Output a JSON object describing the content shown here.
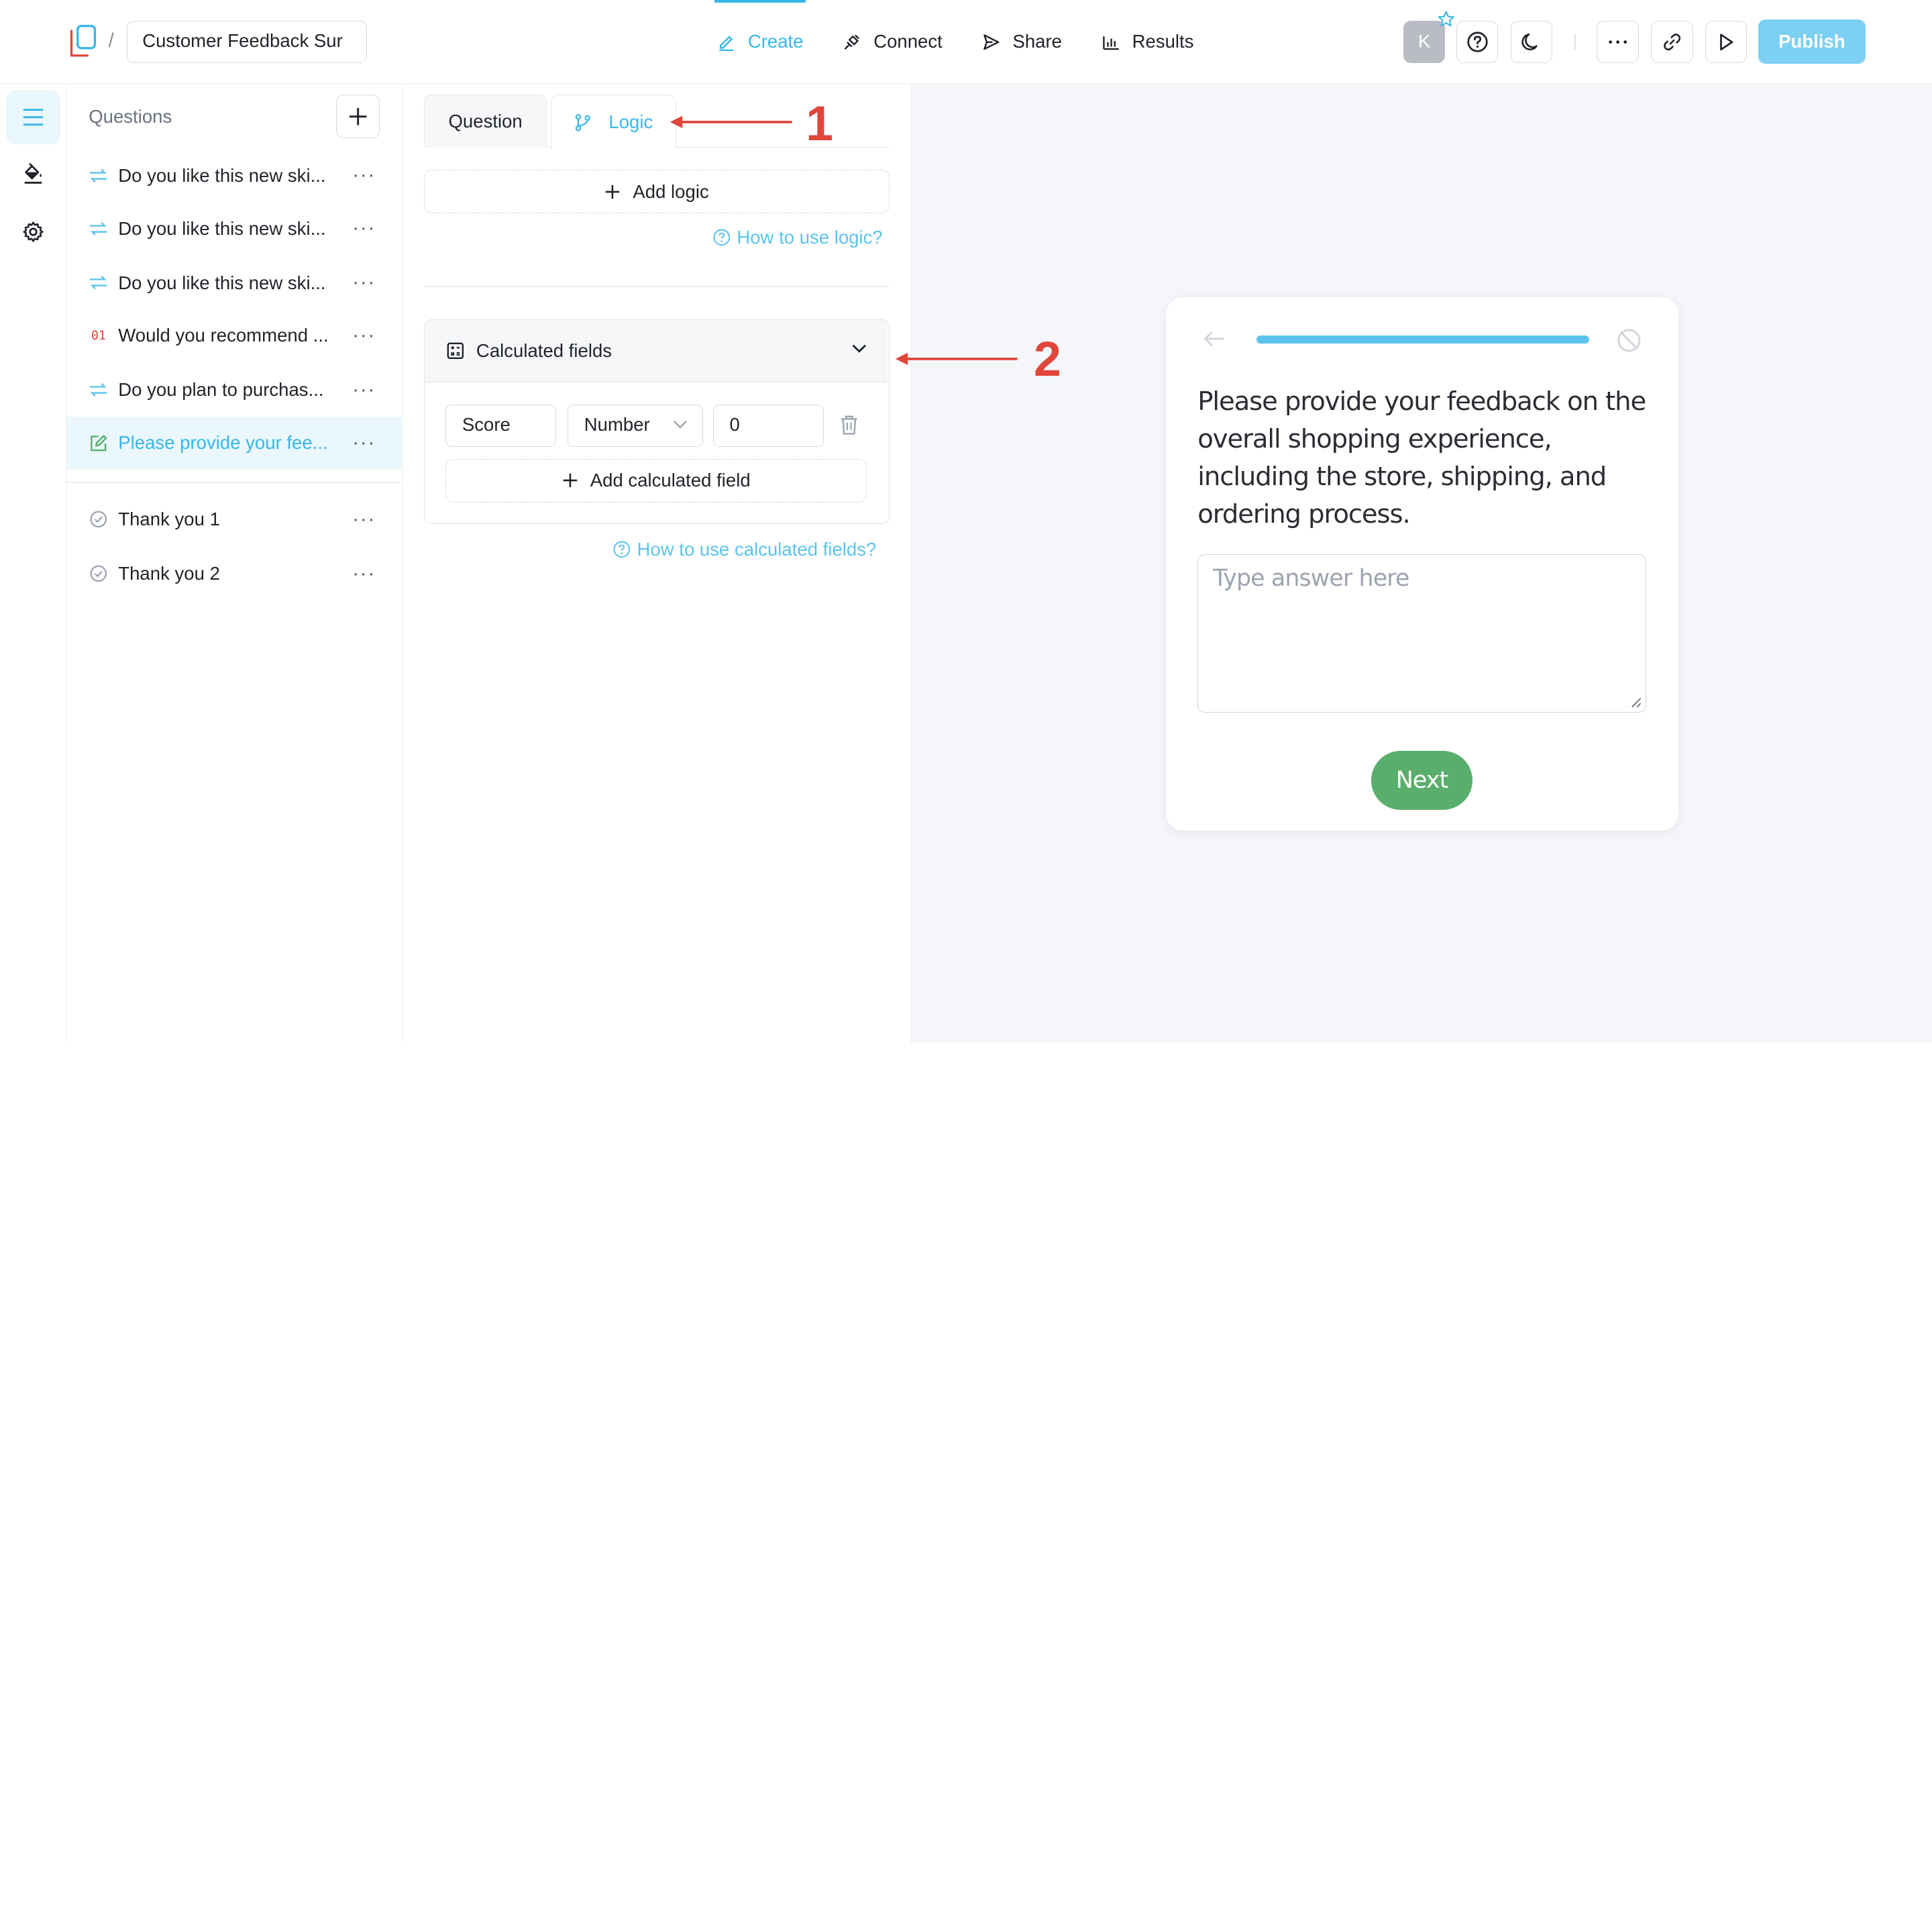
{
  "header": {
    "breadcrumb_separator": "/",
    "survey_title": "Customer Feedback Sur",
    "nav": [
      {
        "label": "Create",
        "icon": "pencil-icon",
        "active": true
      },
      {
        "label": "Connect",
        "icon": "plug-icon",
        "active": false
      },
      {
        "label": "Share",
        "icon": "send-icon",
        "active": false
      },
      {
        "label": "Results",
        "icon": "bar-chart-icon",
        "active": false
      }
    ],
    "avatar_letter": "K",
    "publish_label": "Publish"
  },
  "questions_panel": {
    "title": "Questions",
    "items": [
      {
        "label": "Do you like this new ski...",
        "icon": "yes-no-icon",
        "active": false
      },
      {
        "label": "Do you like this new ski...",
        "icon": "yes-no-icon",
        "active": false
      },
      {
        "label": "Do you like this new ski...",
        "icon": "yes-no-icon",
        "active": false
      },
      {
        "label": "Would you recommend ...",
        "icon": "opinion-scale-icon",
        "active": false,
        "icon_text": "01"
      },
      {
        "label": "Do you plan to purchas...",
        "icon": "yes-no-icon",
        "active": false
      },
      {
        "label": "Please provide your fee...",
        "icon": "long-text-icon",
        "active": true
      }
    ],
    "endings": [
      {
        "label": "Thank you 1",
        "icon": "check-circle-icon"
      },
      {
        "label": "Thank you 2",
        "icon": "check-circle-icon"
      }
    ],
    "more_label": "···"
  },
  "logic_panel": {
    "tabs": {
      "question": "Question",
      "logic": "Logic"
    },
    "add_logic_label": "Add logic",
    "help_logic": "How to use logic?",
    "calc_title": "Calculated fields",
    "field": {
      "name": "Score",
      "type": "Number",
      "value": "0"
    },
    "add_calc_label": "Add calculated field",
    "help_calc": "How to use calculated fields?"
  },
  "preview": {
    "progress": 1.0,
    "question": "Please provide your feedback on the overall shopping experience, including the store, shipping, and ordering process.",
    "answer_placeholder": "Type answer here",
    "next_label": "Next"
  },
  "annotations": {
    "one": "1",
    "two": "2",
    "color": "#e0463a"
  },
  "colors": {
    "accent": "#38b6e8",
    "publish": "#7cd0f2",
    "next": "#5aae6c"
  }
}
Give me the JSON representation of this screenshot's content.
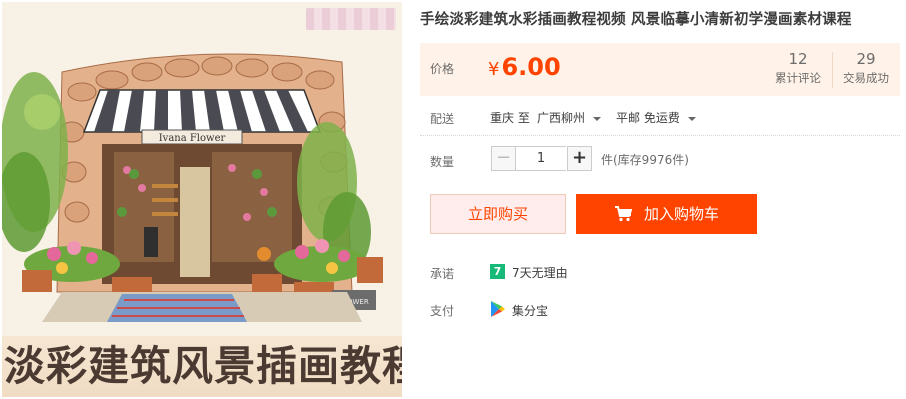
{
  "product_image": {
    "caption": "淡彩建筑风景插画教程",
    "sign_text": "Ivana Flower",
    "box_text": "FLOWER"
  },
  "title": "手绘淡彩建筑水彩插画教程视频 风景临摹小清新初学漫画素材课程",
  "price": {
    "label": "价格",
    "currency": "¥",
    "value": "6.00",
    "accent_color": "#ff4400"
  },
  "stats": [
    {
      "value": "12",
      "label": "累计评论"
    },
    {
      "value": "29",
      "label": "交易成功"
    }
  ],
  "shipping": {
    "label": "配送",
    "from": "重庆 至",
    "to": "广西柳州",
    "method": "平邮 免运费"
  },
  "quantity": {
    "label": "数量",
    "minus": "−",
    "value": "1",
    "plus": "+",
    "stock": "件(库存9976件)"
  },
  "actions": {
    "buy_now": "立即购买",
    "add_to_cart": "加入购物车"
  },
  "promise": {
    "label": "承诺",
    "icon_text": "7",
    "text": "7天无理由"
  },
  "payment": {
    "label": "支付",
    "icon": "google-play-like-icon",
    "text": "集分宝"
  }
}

__________________________________________________

Short problem - Above are the records. Copy every line in them holding "provide".

Exercise output -
        "label": "Please provide your fee...",
    "question": "Please provide your feedback on the overall shopping experience, including the store, shipping, and ordering process.",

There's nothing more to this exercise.